__Your objective__:
Read the data and repeat it in full, exactly.

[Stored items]
┄┄┄┄┄┄┄┄┄┄┄┄┄┄┄┄┄┄┄┄

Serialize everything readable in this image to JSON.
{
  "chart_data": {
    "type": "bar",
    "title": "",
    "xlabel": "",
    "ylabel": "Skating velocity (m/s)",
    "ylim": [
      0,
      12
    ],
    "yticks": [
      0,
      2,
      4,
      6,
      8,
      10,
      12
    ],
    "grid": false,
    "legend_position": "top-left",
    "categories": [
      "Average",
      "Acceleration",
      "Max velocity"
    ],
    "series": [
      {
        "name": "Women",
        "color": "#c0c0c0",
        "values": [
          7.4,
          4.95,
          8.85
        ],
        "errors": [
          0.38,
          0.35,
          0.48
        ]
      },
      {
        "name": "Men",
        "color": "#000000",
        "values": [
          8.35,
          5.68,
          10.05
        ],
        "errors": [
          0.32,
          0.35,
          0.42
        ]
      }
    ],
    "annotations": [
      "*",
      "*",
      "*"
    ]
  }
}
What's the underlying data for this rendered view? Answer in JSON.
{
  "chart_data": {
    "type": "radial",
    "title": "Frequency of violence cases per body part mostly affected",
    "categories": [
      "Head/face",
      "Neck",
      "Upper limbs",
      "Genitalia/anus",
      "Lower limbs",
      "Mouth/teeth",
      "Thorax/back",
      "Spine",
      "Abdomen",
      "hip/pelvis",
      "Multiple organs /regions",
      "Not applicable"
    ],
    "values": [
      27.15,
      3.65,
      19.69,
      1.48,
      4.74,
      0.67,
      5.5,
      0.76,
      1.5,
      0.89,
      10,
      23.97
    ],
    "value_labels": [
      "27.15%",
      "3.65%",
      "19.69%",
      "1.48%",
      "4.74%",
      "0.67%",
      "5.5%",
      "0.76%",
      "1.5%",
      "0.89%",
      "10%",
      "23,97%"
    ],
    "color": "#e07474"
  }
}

┄┄┄┄┄┄┄┄┄┄┄┄┄┄┄┄┄┄┄┄

__Task result__:
Serialize everything readable in this image to JSON.
{
  "chart_data": {
    "type": "bar",
    "title": "",
    "xlabel": "",
    "ylabel": "Skating velocity (m/s)",
    "ylim": [
      0,
      12
    ],
    "yticks": [
      0,
      2,
      4,
      6,
      8,
      10,
      12
    ],
    "grid": false,
    "legend_position": "top-left",
    "categories": [
      "Average",
      "Acceleration",
      "Max velocity"
    ],
    "series": [
      {
        "name": "Women",
        "color": "#c0c0c0",
        "values": [
          7.4,
          4.95,
          8.85
        ],
        "errors": [
          0.38,
          0.35,
          0.48
        ]
      },
      {
        "name": "Men",
        "color": "#000000",
        "values": [
          8.35,
          5.68,
          10.05
        ],
        "errors": [
          0.32,
          0.35,
          0.42
        ]
      }
    ],
    "annotations": [
      "*",
      "*",
      "*"
    ]
  }
}
What's the underlying data for this rendered view? Answer in JSON.
{
  "chart_data": {
    "type": "radial",
    "title": "Frequency of violence cases per body part mostly affected",
    "categories": [
      "Head/face",
      "Neck",
      "Upper limbs",
      "Genitalia/anus",
      "Lower limbs",
      "Mouth/teeth",
      "Thorax/back",
      "Spine",
      "Abdomen",
      "hip/pelvis",
      "Multiple organs /regions",
      "Not applicable"
    ],
    "values": [
      27.15,
      3.65,
      19.69,
      1.48,
      4.74,
      0.67,
      5.5,
      0.76,
      1.5,
      0.89,
      10,
      23.97
    ],
    "value_labels": [
      "27.15%",
      "3.65%",
      "19.69%",
      "1.48%",
      "4.74%",
      "0.67%",
      "5.5%",
      "0.76%",
      "1.5%",
      "0.89%",
      "10%",
      "23,97%"
    ],
    "color": "#e07474"
  }
}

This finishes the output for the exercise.